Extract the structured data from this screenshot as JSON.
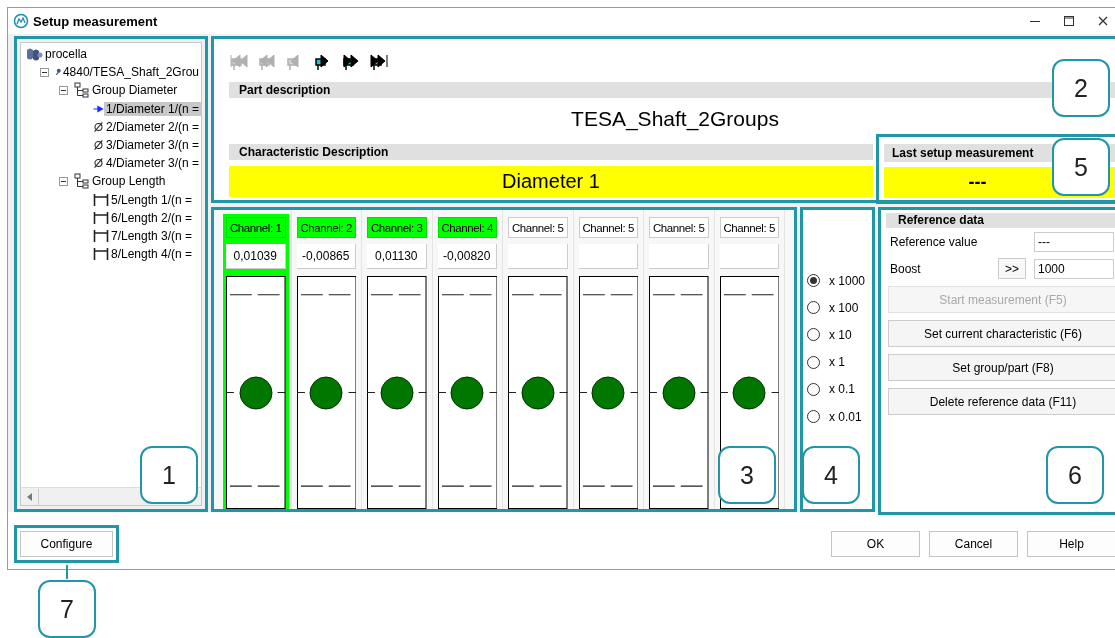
{
  "window": {
    "title": "Setup measurement"
  },
  "tree": {
    "label": "procella",
    "kind": "root",
    "selected": false,
    "children": [
      {
        "label": "4840/TESA_Shaft_2Grou",
        "kind": "part",
        "selected": false,
        "expanded": true,
        "children": [
          {
            "label": "Group Diameter",
            "kind": "group",
            "selected": false,
            "expanded": true,
            "children": [
              {
                "label": "1/Diameter 1/(n =",
                "kind": "current",
                "selected": true
              },
              {
                "label": "2/Diameter 2/(n =",
                "kind": "diameter",
                "selected": false
              },
              {
                "label": "3/Diameter 3/(n =",
                "kind": "diameter",
                "selected": false
              },
              {
                "label": "4/Diameter 3/(n =",
                "kind": "diameter",
                "selected": false
              }
            ]
          },
          {
            "label": "Group Length",
            "kind": "group",
            "selected": false,
            "expanded": true,
            "children": [
              {
                "label": "5/Length 1/(n =",
                "kind": "length",
                "selected": false
              },
              {
                "label": "6/Length 2/(n =",
                "kind": "length",
                "selected": false
              },
              {
                "label": "7/Length 3/(n =",
                "kind": "length",
                "selected": false
              },
              {
                "label": "8/Length 4/(n =",
                "kind": "length",
                "selected": false
              }
            ]
          }
        ]
      }
    ]
  },
  "toolbar": [
    {
      "kind": "first",
      "disabled": true
    },
    {
      "kind": "previous",
      "disabled": true
    },
    {
      "kind": "back",
      "disabled": true
    },
    {
      "kind": "forward",
      "disabled": false
    },
    {
      "kind": "next",
      "disabled": false
    },
    {
      "kind": "last",
      "disabled": false
    }
  ],
  "part_description": {
    "heading": "Part description",
    "value": "TESA_Shaft_2Groups"
  },
  "characteristic": {
    "heading": "Characteristic Description",
    "value": "Diameter 1"
  },
  "last_setup": {
    "heading": "Last setup measurement",
    "value": "---"
  },
  "channels": [
    {
      "label": "Channel: 1",
      "value": "0,01039",
      "active": true,
      "selected": true
    },
    {
      "label": "Channel: 2",
      "value": "-0,00865",
      "active": true,
      "selected": false
    },
    {
      "label": "Channel: 3",
      "value": "0,01130",
      "active": true,
      "selected": false
    },
    {
      "label": "Channel: 4",
      "value": "-0,00820",
      "active": true,
      "selected": false
    },
    {
      "label": "Channel: 5",
      "active": false,
      "selected": false
    },
    {
      "label": "Channel: 5",
      "active": false,
      "selected": false
    },
    {
      "label": "Channel: 5",
      "active": false,
      "selected": false
    },
    {
      "label": "Channel: 5",
      "active": false,
      "selected": false
    }
  ],
  "scale_options": [
    {
      "label": "x 1000",
      "selected": true
    },
    {
      "label": "x 100",
      "selected": false
    },
    {
      "label": "x 10",
      "selected": false
    },
    {
      "label": "x 1",
      "selected": false
    },
    {
      "label": "x 0.1",
      "selected": false
    },
    {
      "label": "x 0.01",
      "selected": false
    }
  ],
  "reference": {
    "heading": "Reference data",
    "reference_value": {
      "label": "Reference value",
      "value": "---"
    },
    "boost": {
      "label": "Boost",
      "button": ">>",
      "value": "1000"
    },
    "buttons": [
      {
        "label": "Start measurement (F5)",
        "disabled": true
      },
      {
        "label": "Set current characteristic (F6)",
        "disabled": false
      },
      {
        "label": "Set group/part (F8)",
        "disabled": false
      },
      {
        "label": "Delete reference data (F11)",
        "disabled": false
      }
    ]
  },
  "footer": {
    "configure": "Configure",
    "buttons": [
      "OK",
      "Cancel",
      "Help"
    ]
  },
  "callouts": [
    "1",
    "2",
    "3",
    "4",
    "5",
    "6",
    "7"
  ]
}
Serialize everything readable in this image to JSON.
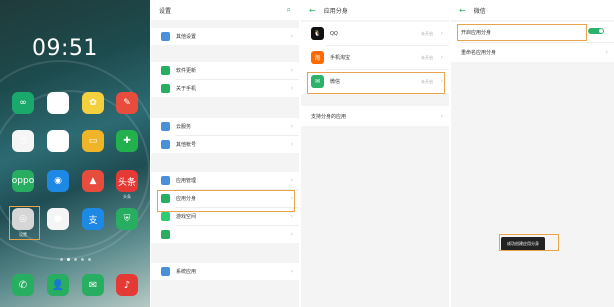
{
  "home": {
    "time": "09:51",
    "side_lines": [
      "",
      ""
    ],
    "apps_row1": [
      {
        "label": "",
        "icon": "infinity-icon",
        "color": "#1aa86b",
        "glyph": "∞"
      },
      {
        "label": "",
        "icon": "calculator-icon",
        "color": "#ffffff",
        "glyph": "÷"
      },
      {
        "label": "",
        "icon": "gallery-icon",
        "color": "#f4d03f",
        "glyph": "✿"
      },
      {
        "label": "",
        "icon": "pen-icon",
        "color": "#e74c3c",
        "glyph": "✎"
      }
    ],
    "apps_row2": [
      {
        "label": "",
        "icon": "clock-icon",
        "color": "#f5f5f5",
        "glyph": "◷"
      },
      {
        "label": "",
        "icon": "calendar-icon",
        "color": "#ffffff",
        "glyph": "14"
      },
      {
        "label": "",
        "icon": "folder-icon",
        "color": "#f0b429",
        "glyph": "▭"
      },
      {
        "label": "",
        "icon": "cart-icon",
        "color": "#22b14c",
        "glyph": "✚"
      }
    ],
    "apps_row3": [
      {
        "label": "",
        "icon": "oppo-icon",
        "color": "#27ae60",
        "glyph": "oppo"
      },
      {
        "label": "",
        "icon": "chat-bubble-icon",
        "color": "#1e88e5",
        "glyph": "◉"
      },
      {
        "label": "",
        "icon": "gradient-icon",
        "color": "#e74c3c",
        "glyph": "▲"
      },
      {
        "label": "头条",
        "icon": "toutiao-icon",
        "color": "#e53935",
        "glyph": "头条"
      }
    ],
    "apps_row4": [
      {
        "label": "设置",
        "icon": "settings-icon",
        "color": "#d6d6d6",
        "glyph": "◎"
      },
      {
        "label": "",
        "icon": "camera-icon",
        "color": "#f5f5f5",
        "glyph": "●"
      },
      {
        "label": "",
        "icon": "alipay-icon",
        "color": "#1e88e5",
        "glyph": "支"
      },
      {
        "label": "",
        "icon": "shield-icon",
        "color": "#27ae60",
        "glyph": "⛨"
      }
    ],
    "dock": [
      {
        "icon": "phone-icon",
        "color": "#27ae60",
        "glyph": "✆"
      },
      {
        "icon": "contacts-icon",
        "color": "#27ae60",
        "glyph": "👤"
      },
      {
        "icon": "message-icon",
        "color": "#27ae60",
        "glyph": "✉"
      },
      {
        "icon": "music-icon",
        "color": "#e53935",
        "glyph": "♪"
      }
    ]
  },
  "settings": {
    "title": "设置",
    "groups": [
      [
        {
          "label": "其他设置",
          "icon_color": "#4a90d9"
        }
      ],
      [
        {
          "label": "软件更新",
          "icon_color": "#27ae60"
        },
        {
          "label": "关于手机",
          "icon_color": "#27ae60"
        }
      ],
      [
        {
          "label": "云服务",
          "icon_color": "#4a90d9"
        },
        {
          "label": "其他帐号",
          "icon_color": "#4a90d9"
        }
      ],
      [
        {
          "label": "应用管理",
          "icon_color": "#4a90d9"
        },
        {
          "label": "应用分身",
          "icon_color": "#27ae60"
        },
        {
          "label": "游戏空间",
          "icon_color": "#2ecc71"
        },
        {
          "label": "",
          "icon_color": "#27ae60"
        }
      ],
      [
        {
          "label": "系统应用",
          "icon_color": "#4a90d9"
        }
      ]
    ]
  },
  "clone_list": {
    "title": "应用分身",
    "apps": [
      {
        "label": "QQ",
        "status": "未开启",
        "icon_color": "#111111",
        "glyph": "🐧"
      },
      {
        "label": "手机淘宝",
        "status": "未开启",
        "icon_color": "#ff6a00",
        "glyph": "淘"
      },
      {
        "label": "微信",
        "status": "未开启",
        "icon_color": "#2bb36b",
        "glyph": "✉"
      }
    ],
    "supported": "支持分身的应用",
    "notes": [
      "",
      "",
      "",
      "",
      "",
      ""
    ]
  },
  "wechat": {
    "title": "微信",
    "toggle_label": "开启应用分身",
    "rename_label": "重命名应用分身",
    "toast": "成功创建应用分身"
  },
  "accent": "#2bb36b",
  "highlight": "#e8a44a"
}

▶ Goal of the exercise: Lines holding the word "measurement" in the entries above are the ones to pull out. Copy them all.

▶ Result of the task:
    "title": "Setup measurement"
    "heading": "Last setup measurement",
        "label": "Start measurement (F5)",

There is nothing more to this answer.